● To be done: Copy out every record below exactly as written, but leave out any pictures.

● Given entries:
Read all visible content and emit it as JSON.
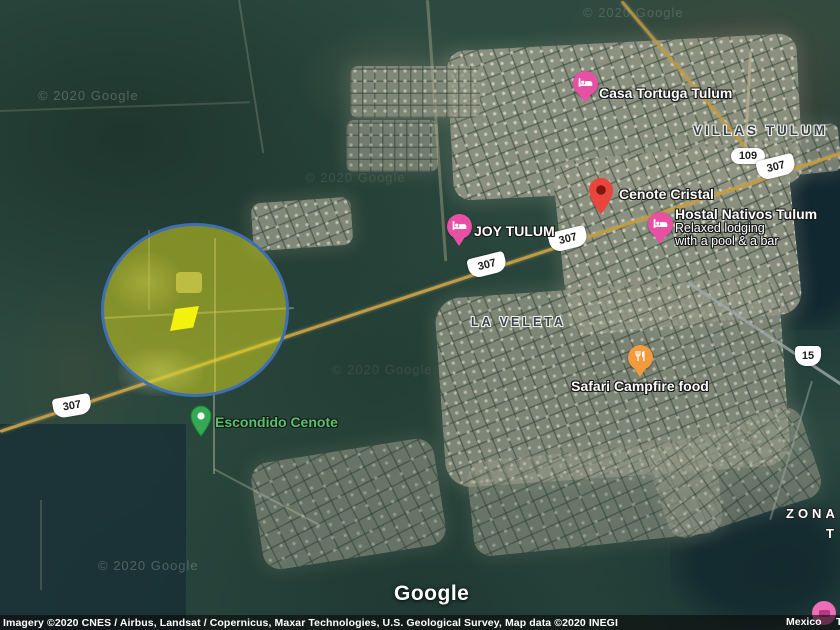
{
  "colors": {
    "highlight_circle_fill": "#d8d81c",
    "highlight_circle_border": "#3f6fb2",
    "parcel_yellow": "#f2f20c",
    "lodging_pink": "#e850a5",
    "place_red": "#e8453c",
    "cenote_green": "#34a853",
    "food_orange": "#f09c3c",
    "road_yellow": "#c49b40"
  },
  "watermarks": [
    {
      "text": "© 2020 Google"
    },
    {
      "text": "© 2020 Google"
    },
    {
      "text": "© 2020 Google"
    },
    {
      "text": "© 2020 Google"
    },
    {
      "text": "© 2020 Google"
    }
  ],
  "area_labels": {
    "villas_tulum": "VILLAS TULUM",
    "la_veleta": "LA VELETA",
    "zona": "ZONA",
    "zona_cont": "T"
  },
  "markers": {
    "casa_tortuga": {
      "label": "Casa Tortuga Tulum",
      "type": "lodging"
    },
    "cenote_cristal": {
      "label": "Cenote Cristal",
      "type": "place"
    },
    "joy_tulum": {
      "label": "JOY TULUM",
      "type": "lodging"
    },
    "hostal_nativos": {
      "label": "Hostal Nativos Tulum",
      "description_line1": "Relaxed lodging",
      "description_line2": "with a pool & a bar",
      "type": "lodging"
    },
    "safari_campfire": {
      "label": "Safari Campfire food",
      "type": "restaurant"
    },
    "escondido_cenote": {
      "label": "Escondido Cenote",
      "type": "cenote"
    }
  },
  "route_shields": {
    "r109": "109",
    "r307_ne": "307",
    "r307_mid1": "307",
    "r307_mid2": "307",
    "r307_sw": "307",
    "r15": "15"
  },
  "footer": {
    "logo": "Google",
    "attribution": "Imagery ©2020 CNES / Airbus, Landsat / Copernicus, Maxar Technologies, U.S. Geological Survey, Map data ©2020 INEGI",
    "country": "Mexico",
    "terms_partial": "T"
  }
}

● Written answer:
Read all visible content and emit it as JSON.
{
  "colors": {
    "highlight_circle_fill": "#d8d81c",
    "highlight_circle_border": "#3f6fb2",
    "parcel_yellow": "#f2f20c",
    "lodging_pink": "#e850a5",
    "place_red": "#e8453c",
    "cenote_green": "#34a853",
    "food_orange": "#f09c3c",
    "road_yellow": "#c49b40"
  },
  "watermarks": [
    {
      "text": "© 2020 Google"
    },
    {
      "text": "© 2020 Google"
    },
    {
      "text": "© 2020 Google"
    },
    {
      "text": "© 2020 Google"
    },
    {
      "text": "© 2020 Google"
    }
  ],
  "area_labels": {
    "villas_tulum": "VILLAS TULUM",
    "la_veleta": "LA VELETA",
    "zona": "ZONA",
    "zona_cont": "T"
  },
  "markers": {
    "casa_tortuga": {
      "label": "Casa Tortuga Tulum",
      "type": "lodging"
    },
    "cenote_cristal": {
      "label": "Cenote Cristal",
      "type": "place"
    },
    "joy_tulum": {
      "label": "JOY TULUM",
      "type": "lodging"
    },
    "hostal_nativos": {
      "label": "Hostal Nativos Tulum",
      "description_line1": "Relaxed lodging",
      "description_line2": "with a pool & a bar",
      "type": "lodging"
    },
    "safari_campfire": {
      "label": "Safari Campfire food",
      "type": "restaurant"
    },
    "escondido_cenote": {
      "label": "Escondido Cenote",
      "type": "cenote"
    }
  },
  "route_shields": {
    "r109": "109",
    "r307_ne": "307",
    "r307_mid1": "307",
    "r307_mid2": "307",
    "r307_sw": "307",
    "r15": "15"
  },
  "footer": {
    "logo": "Google",
    "attribution": "Imagery ©2020 CNES / Airbus, Landsat / Copernicus, Maxar Technologies, U.S. Geological Survey, Map data ©2020 INEGI",
    "country": "Mexico",
    "terms_partial": "T"
  }
}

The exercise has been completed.